Task statement
Copy down every line where the string "Сакский" shows up.
======
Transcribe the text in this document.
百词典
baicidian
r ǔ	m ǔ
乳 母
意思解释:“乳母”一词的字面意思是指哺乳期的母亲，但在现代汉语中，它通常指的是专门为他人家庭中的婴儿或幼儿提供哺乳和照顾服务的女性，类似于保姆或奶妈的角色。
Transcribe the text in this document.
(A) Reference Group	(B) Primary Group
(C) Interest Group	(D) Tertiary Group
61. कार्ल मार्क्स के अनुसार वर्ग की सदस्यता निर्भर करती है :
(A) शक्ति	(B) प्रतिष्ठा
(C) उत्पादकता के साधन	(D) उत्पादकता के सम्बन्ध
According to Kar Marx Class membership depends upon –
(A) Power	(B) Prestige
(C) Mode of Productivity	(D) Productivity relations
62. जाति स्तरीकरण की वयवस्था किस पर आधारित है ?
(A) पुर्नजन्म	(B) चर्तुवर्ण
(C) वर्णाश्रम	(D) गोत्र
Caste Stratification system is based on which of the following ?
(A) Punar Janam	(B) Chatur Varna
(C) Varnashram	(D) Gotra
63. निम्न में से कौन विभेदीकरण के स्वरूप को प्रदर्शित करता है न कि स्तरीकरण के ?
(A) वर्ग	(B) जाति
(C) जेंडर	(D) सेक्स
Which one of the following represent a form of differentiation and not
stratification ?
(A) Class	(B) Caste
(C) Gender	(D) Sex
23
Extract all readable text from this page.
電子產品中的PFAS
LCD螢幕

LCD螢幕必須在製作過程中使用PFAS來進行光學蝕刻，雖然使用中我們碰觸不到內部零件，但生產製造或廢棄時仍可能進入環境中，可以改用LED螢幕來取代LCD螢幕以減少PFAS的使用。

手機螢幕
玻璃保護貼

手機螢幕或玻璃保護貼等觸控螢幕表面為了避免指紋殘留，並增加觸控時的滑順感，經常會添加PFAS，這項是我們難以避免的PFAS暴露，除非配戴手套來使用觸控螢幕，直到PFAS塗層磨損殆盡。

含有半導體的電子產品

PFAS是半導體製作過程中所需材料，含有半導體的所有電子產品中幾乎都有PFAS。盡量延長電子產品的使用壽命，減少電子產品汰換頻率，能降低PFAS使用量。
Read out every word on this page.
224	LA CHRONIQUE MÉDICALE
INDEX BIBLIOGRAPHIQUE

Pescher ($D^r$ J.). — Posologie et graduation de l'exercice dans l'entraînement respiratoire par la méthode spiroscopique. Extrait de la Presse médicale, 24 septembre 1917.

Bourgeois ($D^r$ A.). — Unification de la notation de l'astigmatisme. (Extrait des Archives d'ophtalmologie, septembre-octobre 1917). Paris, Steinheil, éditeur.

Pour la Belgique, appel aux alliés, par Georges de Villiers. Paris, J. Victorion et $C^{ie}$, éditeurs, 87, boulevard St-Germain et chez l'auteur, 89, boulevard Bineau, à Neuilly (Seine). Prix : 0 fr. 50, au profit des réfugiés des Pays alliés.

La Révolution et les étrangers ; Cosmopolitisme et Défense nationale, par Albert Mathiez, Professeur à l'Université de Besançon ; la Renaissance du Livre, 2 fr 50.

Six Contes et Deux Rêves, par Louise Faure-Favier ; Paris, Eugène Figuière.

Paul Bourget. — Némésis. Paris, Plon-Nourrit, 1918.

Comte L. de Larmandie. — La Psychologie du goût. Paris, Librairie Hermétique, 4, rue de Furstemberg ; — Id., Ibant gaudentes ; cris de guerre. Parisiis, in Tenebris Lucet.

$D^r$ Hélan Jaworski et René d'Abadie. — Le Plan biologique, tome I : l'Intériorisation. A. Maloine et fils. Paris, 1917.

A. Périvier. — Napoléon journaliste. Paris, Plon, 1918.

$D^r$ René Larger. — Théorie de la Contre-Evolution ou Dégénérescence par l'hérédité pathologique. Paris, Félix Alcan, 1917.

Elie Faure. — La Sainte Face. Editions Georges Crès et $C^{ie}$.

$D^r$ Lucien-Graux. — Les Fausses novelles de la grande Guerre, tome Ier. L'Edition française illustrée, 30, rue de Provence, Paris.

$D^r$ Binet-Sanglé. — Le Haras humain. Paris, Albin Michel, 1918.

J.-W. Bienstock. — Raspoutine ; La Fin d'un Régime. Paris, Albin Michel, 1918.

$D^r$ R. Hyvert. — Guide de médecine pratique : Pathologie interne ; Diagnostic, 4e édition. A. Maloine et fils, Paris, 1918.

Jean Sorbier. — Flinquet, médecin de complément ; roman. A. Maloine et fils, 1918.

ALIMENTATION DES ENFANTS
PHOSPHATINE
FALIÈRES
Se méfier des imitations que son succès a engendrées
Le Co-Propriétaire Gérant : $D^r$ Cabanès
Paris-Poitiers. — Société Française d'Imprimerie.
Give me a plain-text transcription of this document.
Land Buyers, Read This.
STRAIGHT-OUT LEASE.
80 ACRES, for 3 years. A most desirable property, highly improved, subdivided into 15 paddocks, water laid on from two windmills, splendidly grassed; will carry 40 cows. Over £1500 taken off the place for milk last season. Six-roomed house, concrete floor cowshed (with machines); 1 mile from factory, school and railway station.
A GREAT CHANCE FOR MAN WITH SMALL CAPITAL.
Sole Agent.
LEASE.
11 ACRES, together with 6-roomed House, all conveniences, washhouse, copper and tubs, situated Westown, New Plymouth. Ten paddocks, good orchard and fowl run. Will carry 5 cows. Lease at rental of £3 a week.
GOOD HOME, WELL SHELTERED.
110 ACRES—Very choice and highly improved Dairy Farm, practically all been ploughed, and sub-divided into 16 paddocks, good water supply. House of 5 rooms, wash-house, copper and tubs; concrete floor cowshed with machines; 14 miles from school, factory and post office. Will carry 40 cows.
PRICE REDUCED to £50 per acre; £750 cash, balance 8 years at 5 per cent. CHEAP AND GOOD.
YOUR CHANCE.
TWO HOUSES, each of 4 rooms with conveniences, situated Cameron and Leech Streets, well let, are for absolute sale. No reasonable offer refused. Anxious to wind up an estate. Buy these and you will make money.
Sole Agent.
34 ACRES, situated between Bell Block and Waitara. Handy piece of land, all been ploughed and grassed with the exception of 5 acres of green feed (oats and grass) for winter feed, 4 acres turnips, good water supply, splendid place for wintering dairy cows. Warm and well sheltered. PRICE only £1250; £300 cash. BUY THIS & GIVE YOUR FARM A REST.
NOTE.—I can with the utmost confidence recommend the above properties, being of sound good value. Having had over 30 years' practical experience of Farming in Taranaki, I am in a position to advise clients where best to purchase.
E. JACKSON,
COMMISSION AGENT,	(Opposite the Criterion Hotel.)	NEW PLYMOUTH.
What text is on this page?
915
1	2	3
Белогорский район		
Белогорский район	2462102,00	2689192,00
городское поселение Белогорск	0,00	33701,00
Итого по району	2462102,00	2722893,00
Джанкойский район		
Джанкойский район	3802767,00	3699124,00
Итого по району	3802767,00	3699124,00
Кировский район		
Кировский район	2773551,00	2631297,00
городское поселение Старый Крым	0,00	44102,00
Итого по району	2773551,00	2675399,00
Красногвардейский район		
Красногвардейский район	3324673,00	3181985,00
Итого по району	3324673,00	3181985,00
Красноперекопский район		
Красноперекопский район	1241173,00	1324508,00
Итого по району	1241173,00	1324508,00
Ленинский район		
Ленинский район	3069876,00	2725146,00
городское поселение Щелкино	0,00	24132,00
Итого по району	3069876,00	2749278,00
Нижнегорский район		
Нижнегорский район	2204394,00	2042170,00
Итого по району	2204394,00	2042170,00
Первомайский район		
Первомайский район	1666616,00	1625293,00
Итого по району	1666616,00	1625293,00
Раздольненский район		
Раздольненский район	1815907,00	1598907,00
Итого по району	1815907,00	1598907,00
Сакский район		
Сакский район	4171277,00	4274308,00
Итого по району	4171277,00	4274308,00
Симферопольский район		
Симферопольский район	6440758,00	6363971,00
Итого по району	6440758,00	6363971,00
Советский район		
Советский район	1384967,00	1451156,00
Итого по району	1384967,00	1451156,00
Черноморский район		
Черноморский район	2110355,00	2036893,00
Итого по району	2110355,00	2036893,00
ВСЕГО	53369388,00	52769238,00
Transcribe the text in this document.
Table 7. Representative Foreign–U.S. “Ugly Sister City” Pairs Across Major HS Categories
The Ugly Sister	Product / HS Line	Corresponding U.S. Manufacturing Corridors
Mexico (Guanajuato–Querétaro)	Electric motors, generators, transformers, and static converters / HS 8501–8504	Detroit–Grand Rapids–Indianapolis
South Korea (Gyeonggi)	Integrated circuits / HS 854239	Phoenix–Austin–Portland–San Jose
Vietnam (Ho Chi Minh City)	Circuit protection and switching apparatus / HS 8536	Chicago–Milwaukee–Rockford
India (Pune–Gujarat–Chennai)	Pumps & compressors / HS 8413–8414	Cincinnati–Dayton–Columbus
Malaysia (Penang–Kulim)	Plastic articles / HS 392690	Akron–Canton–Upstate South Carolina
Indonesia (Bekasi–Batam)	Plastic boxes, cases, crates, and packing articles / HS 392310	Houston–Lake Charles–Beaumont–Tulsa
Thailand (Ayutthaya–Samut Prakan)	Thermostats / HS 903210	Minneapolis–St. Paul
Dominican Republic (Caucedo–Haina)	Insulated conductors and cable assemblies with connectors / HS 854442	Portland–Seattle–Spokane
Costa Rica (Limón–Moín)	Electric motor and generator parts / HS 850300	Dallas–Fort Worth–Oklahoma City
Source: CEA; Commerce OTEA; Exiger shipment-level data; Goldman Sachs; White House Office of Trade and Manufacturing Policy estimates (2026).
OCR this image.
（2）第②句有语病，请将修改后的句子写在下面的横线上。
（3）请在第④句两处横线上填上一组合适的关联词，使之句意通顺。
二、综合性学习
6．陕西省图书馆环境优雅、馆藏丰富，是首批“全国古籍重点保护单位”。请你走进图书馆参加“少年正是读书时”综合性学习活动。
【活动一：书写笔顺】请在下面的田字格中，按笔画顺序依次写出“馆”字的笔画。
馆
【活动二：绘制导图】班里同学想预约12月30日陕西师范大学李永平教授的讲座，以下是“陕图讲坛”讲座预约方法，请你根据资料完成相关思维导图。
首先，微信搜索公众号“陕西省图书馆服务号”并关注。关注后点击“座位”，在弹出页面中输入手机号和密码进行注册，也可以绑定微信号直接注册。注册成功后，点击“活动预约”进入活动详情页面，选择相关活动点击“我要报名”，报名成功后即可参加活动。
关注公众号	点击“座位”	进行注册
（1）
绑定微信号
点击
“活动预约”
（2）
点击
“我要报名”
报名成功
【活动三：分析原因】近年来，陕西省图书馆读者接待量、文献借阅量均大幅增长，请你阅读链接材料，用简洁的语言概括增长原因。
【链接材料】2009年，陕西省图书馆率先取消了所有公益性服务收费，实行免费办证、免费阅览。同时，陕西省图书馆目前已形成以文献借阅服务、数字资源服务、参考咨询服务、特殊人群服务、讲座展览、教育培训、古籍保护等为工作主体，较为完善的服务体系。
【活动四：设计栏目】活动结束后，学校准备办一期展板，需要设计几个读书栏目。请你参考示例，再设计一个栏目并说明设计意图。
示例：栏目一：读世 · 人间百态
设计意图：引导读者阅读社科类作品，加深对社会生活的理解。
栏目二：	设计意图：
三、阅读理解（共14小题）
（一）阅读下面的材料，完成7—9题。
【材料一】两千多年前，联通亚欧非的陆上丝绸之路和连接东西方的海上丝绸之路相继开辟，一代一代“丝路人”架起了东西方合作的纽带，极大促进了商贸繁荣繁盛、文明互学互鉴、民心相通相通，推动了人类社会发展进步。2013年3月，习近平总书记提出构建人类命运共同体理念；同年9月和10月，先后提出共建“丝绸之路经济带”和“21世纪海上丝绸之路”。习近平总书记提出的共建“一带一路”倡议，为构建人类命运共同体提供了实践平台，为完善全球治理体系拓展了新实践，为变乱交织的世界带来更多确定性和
======
Solution for this exercise
Сакский район		
Сакский район	4171277,00	4274308,00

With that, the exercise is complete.